■ Given problem
Write out the records below once more, exactly as they stand.

(Records that describe figures)
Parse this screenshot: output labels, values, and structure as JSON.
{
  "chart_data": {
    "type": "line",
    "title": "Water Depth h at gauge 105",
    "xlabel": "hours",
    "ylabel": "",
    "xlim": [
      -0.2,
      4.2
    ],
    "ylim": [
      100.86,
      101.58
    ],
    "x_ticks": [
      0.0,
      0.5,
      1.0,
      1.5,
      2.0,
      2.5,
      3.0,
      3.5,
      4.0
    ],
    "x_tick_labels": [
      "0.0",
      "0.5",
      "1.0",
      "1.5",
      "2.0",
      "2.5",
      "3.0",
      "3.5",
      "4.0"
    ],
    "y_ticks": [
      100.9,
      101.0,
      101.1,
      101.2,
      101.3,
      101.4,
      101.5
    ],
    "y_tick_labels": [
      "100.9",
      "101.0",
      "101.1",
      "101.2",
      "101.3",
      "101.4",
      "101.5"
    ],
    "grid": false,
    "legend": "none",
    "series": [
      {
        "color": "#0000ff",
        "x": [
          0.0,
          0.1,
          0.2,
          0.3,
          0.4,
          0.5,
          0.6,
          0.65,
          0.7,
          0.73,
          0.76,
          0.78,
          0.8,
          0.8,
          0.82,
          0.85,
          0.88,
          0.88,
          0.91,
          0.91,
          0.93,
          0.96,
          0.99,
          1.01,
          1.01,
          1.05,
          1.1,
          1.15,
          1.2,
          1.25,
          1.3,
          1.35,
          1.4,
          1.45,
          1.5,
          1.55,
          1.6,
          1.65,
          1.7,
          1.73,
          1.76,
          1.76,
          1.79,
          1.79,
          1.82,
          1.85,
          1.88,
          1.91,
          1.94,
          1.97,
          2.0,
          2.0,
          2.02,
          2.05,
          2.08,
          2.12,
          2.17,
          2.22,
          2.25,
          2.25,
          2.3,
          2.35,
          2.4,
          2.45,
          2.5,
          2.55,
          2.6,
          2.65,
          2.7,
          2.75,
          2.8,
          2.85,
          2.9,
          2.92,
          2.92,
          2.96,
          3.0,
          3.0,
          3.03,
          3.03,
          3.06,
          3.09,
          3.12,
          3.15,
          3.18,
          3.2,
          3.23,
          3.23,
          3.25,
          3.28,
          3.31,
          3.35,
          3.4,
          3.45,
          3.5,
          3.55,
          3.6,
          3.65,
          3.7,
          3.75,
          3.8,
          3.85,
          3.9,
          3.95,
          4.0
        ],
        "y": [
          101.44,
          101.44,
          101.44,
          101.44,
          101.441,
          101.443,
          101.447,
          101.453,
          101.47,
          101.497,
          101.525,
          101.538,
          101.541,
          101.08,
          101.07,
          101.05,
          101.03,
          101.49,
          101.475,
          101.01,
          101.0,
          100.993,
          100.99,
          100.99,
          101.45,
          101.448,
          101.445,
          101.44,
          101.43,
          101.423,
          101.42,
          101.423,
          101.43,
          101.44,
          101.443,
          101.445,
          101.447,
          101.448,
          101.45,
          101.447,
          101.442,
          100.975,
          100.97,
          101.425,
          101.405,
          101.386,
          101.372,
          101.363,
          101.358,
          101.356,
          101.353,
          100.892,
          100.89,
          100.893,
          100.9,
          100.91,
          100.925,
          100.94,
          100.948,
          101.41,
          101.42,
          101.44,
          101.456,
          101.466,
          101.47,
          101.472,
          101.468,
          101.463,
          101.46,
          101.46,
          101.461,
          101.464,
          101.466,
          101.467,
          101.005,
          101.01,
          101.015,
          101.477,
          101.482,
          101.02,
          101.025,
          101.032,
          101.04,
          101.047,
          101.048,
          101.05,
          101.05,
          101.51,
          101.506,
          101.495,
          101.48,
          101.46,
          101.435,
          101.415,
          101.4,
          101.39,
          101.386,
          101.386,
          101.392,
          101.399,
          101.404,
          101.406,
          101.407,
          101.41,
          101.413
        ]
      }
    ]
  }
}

■ Task output
Parse this screenshot: output labels, values, and structure as JSON.
{
  "chart_data": {
    "type": "line",
    "title": "Water Depth h at gauge 105",
    "xlabel": "hours",
    "ylabel": "",
    "xlim": [
      -0.2,
      4.2
    ],
    "ylim": [
      100.86,
      101.58
    ],
    "x_ticks": [
      0.0,
      0.5,
      1.0,
      1.5,
      2.0,
      2.5,
      3.0,
      3.5,
      4.0
    ],
    "x_tick_labels": [
      "0.0",
      "0.5",
      "1.0",
      "1.5",
      "2.0",
      "2.5",
      "3.0",
      "3.5",
      "4.0"
    ],
    "y_ticks": [
      100.9,
      101.0,
      101.1,
      101.2,
      101.3,
      101.4,
      101.5
    ],
    "y_tick_labels": [
      "100.9",
      "101.0",
      "101.1",
      "101.2",
      "101.3",
      "101.4",
      "101.5"
    ],
    "grid": false,
    "legend": "none",
    "series": [
      {
        "color": "#0000ff",
        "x": [
          0.0,
          0.1,
          0.2,
          0.3,
          0.4,
          0.5,
          0.6,
          0.65,
          0.7,
          0.73,
          0.76,
          0.78,
          0.8,
          0.8,
          0.82,
          0.85,
          0.88,
          0.88,
          0.91,
          0.91,
          0.93,
          0.96,
          0.99,
          1.01,
          1.01,
          1.05,
          1.1,
          1.15,
          1.2,
          1.25,
          1.3,
          1.35,
          1.4,
          1.45,
          1.5,
          1.55,
          1.6,
          1.65,
          1.7,
          1.73,
          1.76,
          1.76,
          1.79,
          1.79,
          1.82,
          1.85,
          1.88,
          1.91,
          1.94,
          1.97,
          2.0,
          2.0,
          2.02,
          2.05,
          2.08,
          2.12,
          2.17,
          2.22,
          2.25,
          2.25,
          2.3,
          2.35,
          2.4,
          2.45,
          2.5,
          2.55,
          2.6,
          2.65,
          2.7,
          2.75,
          2.8,
          2.85,
          2.9,
          2.92,
          2.92,
          2.96,
          3.0,
          3.0,
          3.03,
          3.03,
          3.06,
          3.09,
          3.12,
          3.15,
          3.18,
          3.2,
          3.23,
          3.23,
          3.25,
          3.28,
          3.31,
          3.35,
          3.4,
          3.45,
          3.5,
          3.55,
          3.6,
          3.65,
          3.7,
          3.75,
          3.8,
          3.85,
          3.9,
          3.95,
          4.0
        ],
        "y": [
          101.44,
          101.44,
          101.44,
          101.44,
          101.441,
          101.443,
          101.447,
          101.453,
          101.47,
          101.497,
          101.525,
          101.538,
          101.541,
          101.08,
          101.07,
          101.05,
          101.03,
          101.49,
          101.475,
          101.01,
          101.0,
          100.993,
          100.99,
          100.99,
          101.45,
          101.448,
          101.445,
          101.44,
          101.43,
          101.423,
          101.42,
          101.423,
          101.43,
          101.44,
          101.443,
          101.445,
          101.447,
          101.448,
          101.45,
          101.447,
          101.442,
          100.975,
          100.97,
          101.425,
          101.405,
          101.386,
          101.372,
          101.363,
          101.358,
          101.356,
          101.353,
          100.892,
          100.89,
          100.893,
          100.9,
          100.91,
          100.925,
          100.94,
          100.948,
          101.41,
          101.42,
          101.44,
          101.456,
          101.466,
          101.47,
          101.472,
          101.468,
          101.463,
          101.46,
          101.46,
          101.461,
          101.464,
          101.466,
          101.467,
          101.005,
          101.01,
          101.015,
          101.477,
          101.482,
          101.02,
          101.025,
          101.032,
          101.04,
          101.047,
          101.048,
          101.05,
          101.05,
          101.51,
          101.506,
          101.495,
          101.48,
          101.46,
          101.435,
          101.415,
          101.4,
          101.39,
          101.386,
          101.386,
          101.392,
          101.399,
          101.404,
          101.406,
          101.407,
          101.41,
          101.413
        ]
      }
    ]
  }
}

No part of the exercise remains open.